Challenge
Give every line back verbatim, dropping all images.

Dataset records
+===+

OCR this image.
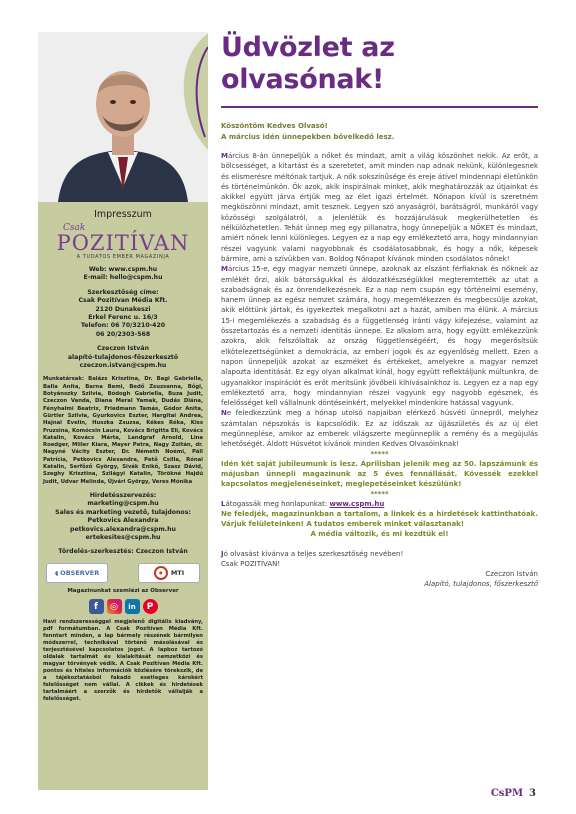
Impresszum
Csak
POZITÍVAN
A TUDATOS EMBER MAGAZINJA
Web: www.cspm.hu
E-mail: hello@cspm.hu
Szerkesztőség címe:
Csak Pozitívan Média Kft.
2120 Dunakeszi
Erkel Ferenc u. 16/3
Telefon: 06 70/3210-420
06 20/2303-568
Czeczon István
alapító-tulajdonos-főszerkesztő
czeczon.istvan@cspm.hu
Munkatársak: Balázs Krisztina, Dr. Bagi Gabriella, Balla Anita, Barna Bemi, Bedő Zsuzsanna, Bőgi, Botyánszky Szilvia, Bódogh Gabriella, Buza Judit, Czeczon Vanda, Diana Meral Yamak, Dudás Diána, Fényhalmi Beatrix, Friedmann Tamás, Gódor Anita, Gürtler Szilvia, Gyurkovics Eszter, Hargitai Andrea, Hajnal Evelin, Huszka Zsuzsa, Kékes Réka, Kiss Fruzsina, Komócsin Laura, Kovács Brigitta Eli, Kovács Katalin, Kovács Márta, Landgraf Arnold, Lina Roedger, Miller Kiara, Mayer Petra, Nagy Zoltán, dr. Nagyné Vácity Eszter, Dr. Németh Noémi, Páll Patrícia, Petkovics Alexandra, Pető Csilla, Rónai Katalin, Serfőző György, Sivák Enikő, Szasz Dávid, Szeghy Krisztina, Szilágyi Katalin, Törökné Hajdú Judit, Udvar Melinda, Újvári György, Veres Mónika
Hirdetésszervezés:
marketing@cspm.hu
Sales és marketing vezető, tulajdonos:
Petkovics Alexandra
petkovics.alexandra@cspm.hu
ertekesites@cspm.hu
Tördelés-szerkesztés: Czeczon István
◖ OBSERVER	●	MTI
Magazinunkat szemlézi az Observer
f	◎	in	P
Havi rendszerességgel megjelenő digitális kiadvány, pdf formátumban. A Csak Pozitívan Média Kft. fenntart minden, a lap bármely részének bármilyen módszerrel, technikával történő másolásával és terjesztésével kapcsolatos jogot. A lapboz tartozó oldalak tartalmát és kialakítását nemzetközi és magyar törvények védik. A Csak Pozitívan Média Kft. pontos és hiteles információk közlésére törekszik, de a tájékoztatásból fakadó esetleges károkért felelősséget nem vállal. A cikkek és hirdetések tartalmáért a szerzők és hirdetők vállalják a felelősséget.
Üdvözlet az olvasónak!
Köszöntöm Kedves Olvasó!
A március idén ünnepekben bővelkedő lesz.
Március 8-án ünnepeljük a nőket és mindazt, amit a világ köszönhet nekik. Az erőt, a bölcsességet, a kitartást és a szeretetet, amit minden nap adnak nekünk, különlegesnek és elismerésre méltónak tartjuk. A nők sokszínűsége és ereje átível mindennapi életünkön és történelmünkön. Ők azok, akik inspirálnak minket, akik meghatározzák az útjainkat és akikkel együtt járva értjük meg az élet igazi értelmét. Nőnapon kívül is szeretném megköszönni mindazt, amit tesznek. Legyen szó anyaságról, barátságról, munkáról vagy közösségi szolgálatról, a jelenlétük és hozzájárulásuk megkerülhetetlen és nélkülözhetetlen. Tehát ünnep meg egy pillanatra, hogy ünnepeljük a NŐKET és mindazt, amiért nőnek lenni különleges. Legyen ez a nap egy emlékeztető arra, hogy mindannyian részei vagyunk valami nagyobbnak és csodálatosabbnak, és hogy a nők, képesek bármire, ami a szívükben van. Boldog Nőnapot kívánok minden csodálatos nőnek!
Március 15-e, egy magyar nemzeti ünnepe, azoknak az elszánt férfiaknak és nőknek az emlékét őrzi, akik bátorságukkal és áldozatkészségükkel megteremtették az utat a szabadságnak és az önrendelkezésnek. Ez a nap nem csupán egy történelmi esemény, hanem ünnep az egész nemzet számára, hogy megemlékezzen és megbecsülje azokat, akik előttünk jártak, és igyekeztek megalkotni azt a hazát, amiben ma élünk. A március 15-i megemlékezés a szabadság és a függetlenség iránti vágy kifejezése, valamint az összetartozás és a nemzeti identitás ünnepe. Ez alkalom arra, hogy együtt emlékezzünk azokra, akik felszólaltak az ország függetlenségéért, és hogy megerősítsük elkötelezettségünket a demokrácia, az emberi jogok és az egyenlőség mellett. Ezen a napon ünnepeljük azokat az eszméket és értékeket, amelyekre a magyar nemzet alapozta identitását. Ez egy olyan alkalmat kínál, hogy együtt reflektáljunk múltunkra, de ugyanakkor inspirációt és erőt merítsünk jövőbeli kihívásainkhoz is. Legyen ez a nap egy emlékeztető arra, hogy mindannyian részei vagyunk egy nagyobb egésznek, és felelősséget kell vállalnunk döntéseinkért, melyekkel mindenkire hatással vagyunk.
Ne feledkezzünk meg a hónap utolsó napjaiban elérkező húsvéti ünnepről, melyhez számtalan népszokás is kapcsolódik. Ez az időszak az újjászületés és az új élet megünneplése, amikor az emberek világszerte megünneplik a remény és a megújulás lehetőségét. Áldott Húsvétot kívánok minden Kedves Olvasóinknak!
*****
Idén két saját jubileumunk is lesz. Áprilisban jelenik meg az 50. lapszámunk és májusban ünnepli magazinunk az 5 éves fennállását. Kövessék ezekkel kapcsolatos megjelenéseinket, meglepetéseinket készülünk!
*****
Látogassák meg honlapunkat: www.cspm.hu
Ne feledjék, magazinunkban a tartalom, a linkek és a hirdetések kattinthatóak. Várjuk felületeinken! A tudatos emberek minket választanak!
A média változik, és mi kezdtük el!
Jó olvasást kívánva a teljes szerkesztőség nevében!
Csak POZITÍVAN!
Czeczon István
Alapító, tulajdonos, főszerkesztő
CsPM 3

+===+

Reply to the task
OCR this image.
Impresszum
Csak
POZITÍVAN
A TUDATOS EMBER MAGAZINJA
Web: www.cspm.hu
E-mail: hello@cspm.hu
Szerkesztőség címe:
Csak Pozitívan Média Kft.
2120 Dunakeszi
Erkel Ferenc u. 16/3
Telefon: 06 70/3210-420
06 20/2303-568
Czeczon István
alapító-tulajdonos-főszerkesztő
czeczon.istvan@cspm.hu
Munkatársak: Balázs Krisztina, Dr. Bagi Gabriella, Balla Anita, Barna Bemi, Bedő Zsuzsanna, Bőgi, Botyánszky Szilvia, Bódogh Gabriella, Buza Judit, Czeczon Vanda, Diana Meral Yamak, Dudás Diána, Fényhalmi Beatrix, Friedmann Tamás, Gódor Anita, Gürtler Szilvia, Gyurkovics Eszter, Hargitai Andrea, Hajnal Evelin, Huszka Zsuzsa, Kékes Réka, Kiss Fruzsina, Komócsin Laura, Kovács Brigitta Eli, Kovács Katalin, Kovács Márta, Landgraf Arnold, Lina Roedger, Miller Kiara, Mayer Petra, Nagy Zoltán, dr. Nagyné Vácity Eszter, Dr. Németh Noémi, Páll Patrícia, Petkovics Alexandra, Pető Csilla, Rónai Katalin, Serfőző György, Sivák Enikő, Szasz Dávid, Szeghy Krisztina, Szilágyi Katalin, Törökné Hajdú Judit, Udvar Melinda, Újvári György, Veres Mónika
Hirdetésszervezés:
marketing@cspm.hu
Sales és marketing vezető, tulajdonos:
Petkovics Alexandra
petkovics.alexandra@cspm.hu
ertekesites@cspm.hu
Tördelés-szerkesztés: Czeczon István
◖ OBSERVER	●	MTI
Magazinunkat szemlézi az Observer
f	◎	in	P
Havi rendszerességgel megjelenő digitális kiadvány, pdf formátumban. A Csak Pozitívan Média Kft. fenntart minden, a lap bármely részének bármilyen módszerrel, technikával történő másolásával és terjesztésével kapcsolatos jogot. A lapboz tartozó oldalak tartalmát és kialakítását nemzetközi és magyar törvények védik. A Csak Pozitívan Média Kft. pontos és hiteles információk közlésére törekszik, de a tájékoztatásból fakadó esetleges károkért felelősséget nem vállal. A cikkek és hirdetések tartalmáért a szerzők és hirdetők vállalják a felelősséget.
Üdvözlet az olvasónak!
Köszöntöm Kedves Olvasó!
A március idén ünnepekben bővelkedő lesz.
Március 8-án ünnepeljük a nőket és mindazt, amit a világ köszönhet nekik. Az erőt, a bölcsességet, a kitartást és a szeretetet, amit minden nap adnak nekünk, különlegesnek és elismerésre méltónak tartjuk. A nők sokszínűsége és ereje átível mindennapi életünkön és történelmünkön. Ők azok, akik inspirálnak minket, akik meghatározzák az útjainkat és akikkel együtt járva értjük meg az élet igazi értelmét. Nőnapon kívül is szeretném megköszönni mindazt, amit tesznek. Legyen szó anyaságról, barátságról, munkáról vagy közösségi szolgálatról, a jelenlétük és hozzájárulásuk megkerülhetetlen és nélkülözhetetlen. Tehát ünnep meg egy pillanatra, hogy ünnepeljük a NŐKET és mindazt, amiért nőnek lenni különleges. Legyen ez a nap egy emlékeztető arra, hogy mindannyian részei vagyunk valami nagyobbnak és csodálatosabbnak, és hogy a nők, képesek bármire, ami a szívükben van. Boldog Nőnapot kívánok minden csodálatos nőnek!
Március 15-e, egy magyar nemzeti ünnepe, azoknak az elszánt férfiaknak és nőknek az emlékét őrzi, akik bátorságukkal és áldozatkészségükkel megteremtették az utat a szabadságnak és az önrendelkezésnek. Ez a nap nem csupán egy történelmi esemény, hanem ünnep az egész nemzet számára, hogy megemlékezzen és megbecsülje azokat, akik előttünk jártak, és igyekeztek megalkotni azt a hazát, amiben ma élünk. A március 15-i megemlékezés a szabadság és a függetlenség iránti vágy kifejezése, valamint az összetartozás és a nemzeti identitás ünnepe. Ez alkalom arra, hogy együtt emlékezzünk azokra, akik felszólaltak az ország függetlenségéért, és hogy megerősítsük elkötelezettségünket a demokrácia, az emberi jogok és az egyenlőség mellett. Ezen a napon ünnepeljük azokat az eszméket és értékeket, amelyekre a magyar nemzet alapozta identitását. Ez egy olyan alkalmat kínál, hogy együtt reflektáljunk múltunkra, de ugyanakkor inspirációt és erőt merítsünk jövőbeli kihívásainkhoz is. Legyen ez a nap egy emlékeztető arra, hogy mindannyian részei vagyunk egy nagyobb egésznek, és felelősséget kell vállalnunk döntéseinkért, melyekkel mindenkire hatással vagyunk.
Ne feledkezzünk meg a hónap utolsó napjaiban elérkező húsvéti ünnepről, melyhez számtalan népszokás is kapcsolódik. Ez az időszak az újjászületés és az új élet megünneplése, amikor az emberek világszerte megünneplik a remény és a megújulás lehetőségét. Áldott Húsvétot kívánok minden Kedves Olvasóinknak!
*****
Idén két saját jubileumunk is lesz. Áprilisban jelenik meg az 50. lapszámunk és májusban ünnepli magazinunk az 5 éves fennállását. Kövessék ezekkel kapcsolatos megjelenéseinket, meglepetéseinket készülünk!
*****
Látogassák meg honlapunkat: www.cspm.hu
Ne feledjék, magazinunkban a tartalom, a linkek és a hirdetések kattinthatóak. Várjuk felületeinken! A tudatos emberek minket választanak!
A média változik, és mi kezdtük el!
Jó olvasást kívánva a teljes szerkesztőség nevében!
Csak POZITÍVAN!
Czeczon István
Alapító, tulajdonos, főszerkesztő
CsPM 3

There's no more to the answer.